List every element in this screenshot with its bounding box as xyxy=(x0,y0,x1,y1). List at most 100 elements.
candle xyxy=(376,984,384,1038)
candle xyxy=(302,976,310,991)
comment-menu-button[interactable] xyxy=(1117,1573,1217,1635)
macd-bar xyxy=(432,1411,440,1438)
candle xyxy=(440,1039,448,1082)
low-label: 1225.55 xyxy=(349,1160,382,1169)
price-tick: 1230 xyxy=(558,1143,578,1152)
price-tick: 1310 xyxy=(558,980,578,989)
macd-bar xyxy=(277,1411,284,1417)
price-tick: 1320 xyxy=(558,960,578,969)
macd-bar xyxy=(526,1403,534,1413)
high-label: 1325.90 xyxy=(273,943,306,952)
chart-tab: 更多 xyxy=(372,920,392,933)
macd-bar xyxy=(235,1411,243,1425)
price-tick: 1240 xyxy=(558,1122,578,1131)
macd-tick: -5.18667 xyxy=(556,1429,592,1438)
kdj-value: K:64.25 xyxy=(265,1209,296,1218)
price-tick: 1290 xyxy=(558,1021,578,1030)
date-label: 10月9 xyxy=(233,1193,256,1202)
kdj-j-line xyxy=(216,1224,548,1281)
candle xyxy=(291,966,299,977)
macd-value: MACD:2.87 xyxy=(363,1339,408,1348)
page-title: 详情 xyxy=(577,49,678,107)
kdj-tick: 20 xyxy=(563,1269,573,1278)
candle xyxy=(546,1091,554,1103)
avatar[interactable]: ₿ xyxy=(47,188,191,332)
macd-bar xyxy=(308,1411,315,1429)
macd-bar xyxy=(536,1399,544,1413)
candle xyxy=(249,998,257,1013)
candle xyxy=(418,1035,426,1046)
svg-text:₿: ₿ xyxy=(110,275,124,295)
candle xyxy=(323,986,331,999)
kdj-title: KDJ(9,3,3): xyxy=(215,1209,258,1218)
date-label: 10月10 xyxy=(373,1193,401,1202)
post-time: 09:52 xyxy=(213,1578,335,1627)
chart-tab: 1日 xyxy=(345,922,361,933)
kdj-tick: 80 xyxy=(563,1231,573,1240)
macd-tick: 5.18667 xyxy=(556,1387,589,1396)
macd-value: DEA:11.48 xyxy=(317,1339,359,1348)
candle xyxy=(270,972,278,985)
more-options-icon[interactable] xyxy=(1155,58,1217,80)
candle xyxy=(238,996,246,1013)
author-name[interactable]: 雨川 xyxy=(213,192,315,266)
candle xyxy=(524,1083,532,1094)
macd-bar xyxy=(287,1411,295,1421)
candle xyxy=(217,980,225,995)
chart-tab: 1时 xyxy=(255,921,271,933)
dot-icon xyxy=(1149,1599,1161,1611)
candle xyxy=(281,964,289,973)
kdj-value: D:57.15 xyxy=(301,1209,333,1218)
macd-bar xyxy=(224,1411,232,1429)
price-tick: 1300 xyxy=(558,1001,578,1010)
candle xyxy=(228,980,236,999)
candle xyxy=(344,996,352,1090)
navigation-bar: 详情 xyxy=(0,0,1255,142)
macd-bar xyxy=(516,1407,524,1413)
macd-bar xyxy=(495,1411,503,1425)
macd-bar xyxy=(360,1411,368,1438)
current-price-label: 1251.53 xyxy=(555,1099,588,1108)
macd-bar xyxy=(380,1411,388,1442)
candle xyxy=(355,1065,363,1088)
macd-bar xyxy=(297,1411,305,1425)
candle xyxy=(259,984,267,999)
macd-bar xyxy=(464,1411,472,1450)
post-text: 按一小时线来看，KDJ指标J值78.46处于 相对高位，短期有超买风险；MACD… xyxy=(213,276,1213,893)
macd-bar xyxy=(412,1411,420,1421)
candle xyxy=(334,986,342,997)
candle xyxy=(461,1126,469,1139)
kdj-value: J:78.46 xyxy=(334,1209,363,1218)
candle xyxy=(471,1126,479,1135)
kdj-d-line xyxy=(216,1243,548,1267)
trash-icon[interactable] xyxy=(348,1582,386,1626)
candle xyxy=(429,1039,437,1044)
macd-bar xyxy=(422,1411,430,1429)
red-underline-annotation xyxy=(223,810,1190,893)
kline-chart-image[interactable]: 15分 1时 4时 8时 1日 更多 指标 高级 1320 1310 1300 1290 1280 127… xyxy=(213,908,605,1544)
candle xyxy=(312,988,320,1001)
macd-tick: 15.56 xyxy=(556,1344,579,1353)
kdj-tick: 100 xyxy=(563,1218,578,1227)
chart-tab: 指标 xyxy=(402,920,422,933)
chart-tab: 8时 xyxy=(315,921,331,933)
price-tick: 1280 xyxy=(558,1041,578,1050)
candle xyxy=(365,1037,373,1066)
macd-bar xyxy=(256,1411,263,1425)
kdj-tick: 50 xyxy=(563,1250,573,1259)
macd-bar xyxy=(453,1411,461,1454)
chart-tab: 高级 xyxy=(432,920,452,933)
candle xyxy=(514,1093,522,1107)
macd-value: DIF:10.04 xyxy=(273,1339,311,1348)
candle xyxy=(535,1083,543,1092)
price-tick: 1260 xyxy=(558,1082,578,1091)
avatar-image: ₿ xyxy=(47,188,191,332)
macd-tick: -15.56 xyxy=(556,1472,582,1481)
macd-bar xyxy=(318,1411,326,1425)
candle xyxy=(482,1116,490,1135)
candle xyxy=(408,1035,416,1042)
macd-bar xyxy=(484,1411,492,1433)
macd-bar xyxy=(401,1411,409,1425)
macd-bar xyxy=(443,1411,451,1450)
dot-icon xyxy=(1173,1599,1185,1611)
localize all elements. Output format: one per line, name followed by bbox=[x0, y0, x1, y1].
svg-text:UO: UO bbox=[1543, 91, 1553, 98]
════════════════════
- _Directions_
Please count the lines of the data above that contain the string "value", and reply with only that number.

- _Task response_
6